[Figure record extracts]
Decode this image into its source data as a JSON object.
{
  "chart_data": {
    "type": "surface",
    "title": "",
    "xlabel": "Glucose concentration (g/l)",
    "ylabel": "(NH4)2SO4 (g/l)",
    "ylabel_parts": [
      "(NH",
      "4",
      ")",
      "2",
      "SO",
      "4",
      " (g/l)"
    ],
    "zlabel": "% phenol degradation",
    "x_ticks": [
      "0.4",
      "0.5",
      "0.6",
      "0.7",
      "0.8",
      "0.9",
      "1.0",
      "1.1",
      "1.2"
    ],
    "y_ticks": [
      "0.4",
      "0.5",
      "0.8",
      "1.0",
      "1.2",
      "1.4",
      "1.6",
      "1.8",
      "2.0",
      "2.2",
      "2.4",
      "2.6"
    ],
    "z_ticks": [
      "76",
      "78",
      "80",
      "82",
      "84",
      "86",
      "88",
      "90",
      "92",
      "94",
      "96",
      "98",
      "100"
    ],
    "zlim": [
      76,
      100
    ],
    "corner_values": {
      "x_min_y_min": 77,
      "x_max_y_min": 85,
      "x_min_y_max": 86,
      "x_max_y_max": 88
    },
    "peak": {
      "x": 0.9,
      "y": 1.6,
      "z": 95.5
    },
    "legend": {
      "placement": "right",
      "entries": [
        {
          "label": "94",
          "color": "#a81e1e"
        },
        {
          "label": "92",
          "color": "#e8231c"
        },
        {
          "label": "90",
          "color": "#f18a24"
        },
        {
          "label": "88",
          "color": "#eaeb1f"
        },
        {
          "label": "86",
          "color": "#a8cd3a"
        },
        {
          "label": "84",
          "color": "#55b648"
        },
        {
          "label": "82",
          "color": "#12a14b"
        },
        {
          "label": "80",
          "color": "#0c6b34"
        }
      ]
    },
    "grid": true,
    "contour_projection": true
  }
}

* **Stated task**: Repeat the records exactly, including every line.

* **Solved problem**:
Decode this image into its source data as a JSON object.
{
  "chart_data": {
    "type": "surface",
    "title": "",
    "xlabel": "Glucose concentration (g/l)",
    "ylabel": "(NH4)2SO4 (g/l)",
    "ylabel_parts": [
      "(NH",
      "4",
      ")",
      "2",
      "SO",
      "4",
      " (g/l)"
    ],
    "zlabel": "% phenol degradation",
    "x_ticks": [
      "0.4",
      "0.5",
      "0.6",
      "0.7",
      "0.8",
      "0.9",
      "1.0",
      "1.1",
      "1.2"
    ],
    "y_ticks": [
      "0.4",
      "0.5",
      "0.8",
      "1.0",
      "1.2",
      "1.4",
      "1.6",
      "1.8",
      "2.0",
      "2.2",
      "2.4",
      "2.6"
    ],
    "z_ticks": [
      "76",
      "78",
      "80",
      "82",
      "84",
      "86",
      "88",
      "90",
      "92",
      "94",
      "96",
      "98",
      "100"
    ],
    "zlim": [
      76,
      100
    ],
    "corner_values": {
      "x_min_y_min": 77,
      "x_max_y_min": 85,
      "x_min_y_max": 86,
      "x_max_y_max": 88
    },
    "peak": {
      "x": 0.9,
      "y": 1.6,
      "z": 95.5
    },
    "legend": {
      "placement": "right",
      "entries": [
        {
          "label": "94",
          "color": "#a81e1e"
        },
        {
          "label": "92",
          "color": "#e8231c"
        },
        {
          "label": "90",
          "color": "#f18a24"
        },
        {
          "label": "88",
          "color": "#eaeb1f"
        },
        {
          "label": "86",
          "color": "#a8cd3a"
        },
        {
          "label": "84",
          "color": "#55b648"
        },
        {
          "label": "82",
          "color": "#12a14b"
        },
        {
          "label": "80",
          "color": "#0c6b34"
        }
      ]
    },
    "grid": true,
    "contour_projection": true
  }
}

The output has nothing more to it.